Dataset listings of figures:
▬▬▬

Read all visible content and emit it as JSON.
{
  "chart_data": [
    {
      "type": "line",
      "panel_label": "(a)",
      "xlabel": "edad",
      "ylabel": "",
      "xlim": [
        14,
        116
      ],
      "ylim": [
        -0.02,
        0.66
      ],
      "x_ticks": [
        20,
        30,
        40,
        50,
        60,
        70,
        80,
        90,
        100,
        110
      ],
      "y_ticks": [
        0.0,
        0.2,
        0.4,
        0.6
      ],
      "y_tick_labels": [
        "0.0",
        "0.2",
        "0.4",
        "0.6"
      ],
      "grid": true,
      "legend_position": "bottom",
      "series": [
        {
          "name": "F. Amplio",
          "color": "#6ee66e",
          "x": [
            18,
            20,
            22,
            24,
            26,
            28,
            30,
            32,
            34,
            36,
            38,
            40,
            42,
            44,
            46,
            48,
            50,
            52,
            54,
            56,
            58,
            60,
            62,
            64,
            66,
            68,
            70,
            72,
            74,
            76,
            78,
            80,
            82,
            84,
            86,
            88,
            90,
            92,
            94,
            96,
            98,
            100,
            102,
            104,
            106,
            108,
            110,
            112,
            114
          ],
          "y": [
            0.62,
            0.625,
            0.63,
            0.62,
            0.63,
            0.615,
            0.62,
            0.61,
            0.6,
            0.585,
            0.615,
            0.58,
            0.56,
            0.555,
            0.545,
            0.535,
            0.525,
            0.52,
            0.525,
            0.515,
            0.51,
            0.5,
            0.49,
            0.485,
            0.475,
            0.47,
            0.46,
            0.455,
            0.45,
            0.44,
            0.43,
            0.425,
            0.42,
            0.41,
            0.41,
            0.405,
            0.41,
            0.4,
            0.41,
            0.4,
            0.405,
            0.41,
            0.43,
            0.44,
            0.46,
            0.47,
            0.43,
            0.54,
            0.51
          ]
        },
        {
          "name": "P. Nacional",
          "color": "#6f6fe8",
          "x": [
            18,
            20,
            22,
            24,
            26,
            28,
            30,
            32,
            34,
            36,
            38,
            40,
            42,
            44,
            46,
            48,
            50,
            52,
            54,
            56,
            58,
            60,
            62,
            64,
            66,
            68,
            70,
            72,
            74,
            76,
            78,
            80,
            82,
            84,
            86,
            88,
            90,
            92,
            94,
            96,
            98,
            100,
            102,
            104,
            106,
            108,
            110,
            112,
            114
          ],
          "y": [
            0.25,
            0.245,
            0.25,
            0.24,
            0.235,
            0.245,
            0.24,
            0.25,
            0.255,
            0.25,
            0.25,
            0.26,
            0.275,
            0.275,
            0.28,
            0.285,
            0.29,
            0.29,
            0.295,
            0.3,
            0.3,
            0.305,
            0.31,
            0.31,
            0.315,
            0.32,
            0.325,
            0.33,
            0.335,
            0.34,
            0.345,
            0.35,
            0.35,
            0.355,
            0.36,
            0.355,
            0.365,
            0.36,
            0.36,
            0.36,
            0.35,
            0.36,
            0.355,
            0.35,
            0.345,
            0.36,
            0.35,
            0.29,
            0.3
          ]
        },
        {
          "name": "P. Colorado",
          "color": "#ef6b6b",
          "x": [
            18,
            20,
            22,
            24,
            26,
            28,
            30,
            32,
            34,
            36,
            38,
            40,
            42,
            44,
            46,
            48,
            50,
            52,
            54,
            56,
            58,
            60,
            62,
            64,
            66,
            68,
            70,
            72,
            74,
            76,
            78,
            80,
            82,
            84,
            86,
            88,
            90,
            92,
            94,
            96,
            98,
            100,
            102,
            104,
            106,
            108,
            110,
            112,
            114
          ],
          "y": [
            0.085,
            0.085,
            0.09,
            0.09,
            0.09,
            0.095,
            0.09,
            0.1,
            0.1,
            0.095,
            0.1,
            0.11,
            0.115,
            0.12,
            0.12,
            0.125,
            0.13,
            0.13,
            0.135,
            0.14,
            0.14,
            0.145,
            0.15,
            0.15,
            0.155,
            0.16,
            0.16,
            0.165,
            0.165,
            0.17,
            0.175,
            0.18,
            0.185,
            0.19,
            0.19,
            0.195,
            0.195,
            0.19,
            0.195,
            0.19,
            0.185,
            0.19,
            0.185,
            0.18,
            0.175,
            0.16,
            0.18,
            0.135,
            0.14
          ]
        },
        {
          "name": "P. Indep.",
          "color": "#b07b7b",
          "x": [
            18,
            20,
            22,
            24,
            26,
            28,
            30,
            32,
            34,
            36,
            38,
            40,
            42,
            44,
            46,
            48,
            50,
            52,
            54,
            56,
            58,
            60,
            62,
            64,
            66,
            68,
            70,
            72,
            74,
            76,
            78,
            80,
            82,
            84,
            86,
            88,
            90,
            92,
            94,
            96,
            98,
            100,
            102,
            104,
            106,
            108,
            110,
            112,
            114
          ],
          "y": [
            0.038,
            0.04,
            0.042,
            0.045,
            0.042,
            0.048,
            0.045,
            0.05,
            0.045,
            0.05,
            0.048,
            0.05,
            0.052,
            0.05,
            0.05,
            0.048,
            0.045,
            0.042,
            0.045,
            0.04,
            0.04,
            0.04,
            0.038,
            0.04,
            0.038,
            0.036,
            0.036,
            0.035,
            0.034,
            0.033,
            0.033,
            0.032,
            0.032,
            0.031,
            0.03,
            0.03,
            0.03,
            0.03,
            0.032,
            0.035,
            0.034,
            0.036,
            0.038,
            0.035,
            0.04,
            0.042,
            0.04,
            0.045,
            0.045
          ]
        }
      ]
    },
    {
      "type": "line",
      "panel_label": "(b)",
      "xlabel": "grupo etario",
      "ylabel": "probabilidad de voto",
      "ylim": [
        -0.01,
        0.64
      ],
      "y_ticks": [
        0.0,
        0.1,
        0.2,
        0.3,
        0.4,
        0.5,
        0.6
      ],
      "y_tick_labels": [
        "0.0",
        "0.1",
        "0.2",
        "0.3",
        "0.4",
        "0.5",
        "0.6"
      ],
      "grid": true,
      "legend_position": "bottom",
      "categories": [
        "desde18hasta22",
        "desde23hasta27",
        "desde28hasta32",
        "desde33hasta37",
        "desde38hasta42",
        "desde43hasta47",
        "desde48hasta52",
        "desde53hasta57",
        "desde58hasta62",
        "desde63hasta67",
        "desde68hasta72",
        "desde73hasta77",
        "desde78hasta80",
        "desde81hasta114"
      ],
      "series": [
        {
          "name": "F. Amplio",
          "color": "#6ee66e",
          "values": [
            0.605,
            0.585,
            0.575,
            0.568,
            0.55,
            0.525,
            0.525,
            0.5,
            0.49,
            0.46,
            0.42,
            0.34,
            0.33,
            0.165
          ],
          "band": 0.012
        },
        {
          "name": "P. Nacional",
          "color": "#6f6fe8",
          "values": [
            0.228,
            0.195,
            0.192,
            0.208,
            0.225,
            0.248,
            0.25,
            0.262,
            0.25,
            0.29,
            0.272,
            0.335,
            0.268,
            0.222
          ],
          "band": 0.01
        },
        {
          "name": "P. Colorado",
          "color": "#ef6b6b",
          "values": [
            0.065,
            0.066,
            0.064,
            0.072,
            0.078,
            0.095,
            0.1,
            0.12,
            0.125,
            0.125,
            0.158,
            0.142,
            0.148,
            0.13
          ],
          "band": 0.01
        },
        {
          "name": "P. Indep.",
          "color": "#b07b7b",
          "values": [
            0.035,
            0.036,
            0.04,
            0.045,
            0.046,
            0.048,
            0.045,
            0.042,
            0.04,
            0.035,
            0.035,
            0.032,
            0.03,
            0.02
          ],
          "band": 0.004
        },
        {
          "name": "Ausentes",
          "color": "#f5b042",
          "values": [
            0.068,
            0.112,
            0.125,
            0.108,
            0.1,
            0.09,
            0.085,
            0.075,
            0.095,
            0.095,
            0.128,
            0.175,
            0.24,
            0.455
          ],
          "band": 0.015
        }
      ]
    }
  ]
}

▬▬▬

Identify every line above with the string "ylabel" in it. Copy those lines.

      "ylabel": "",
      "ylabel": "probabilidad de voto",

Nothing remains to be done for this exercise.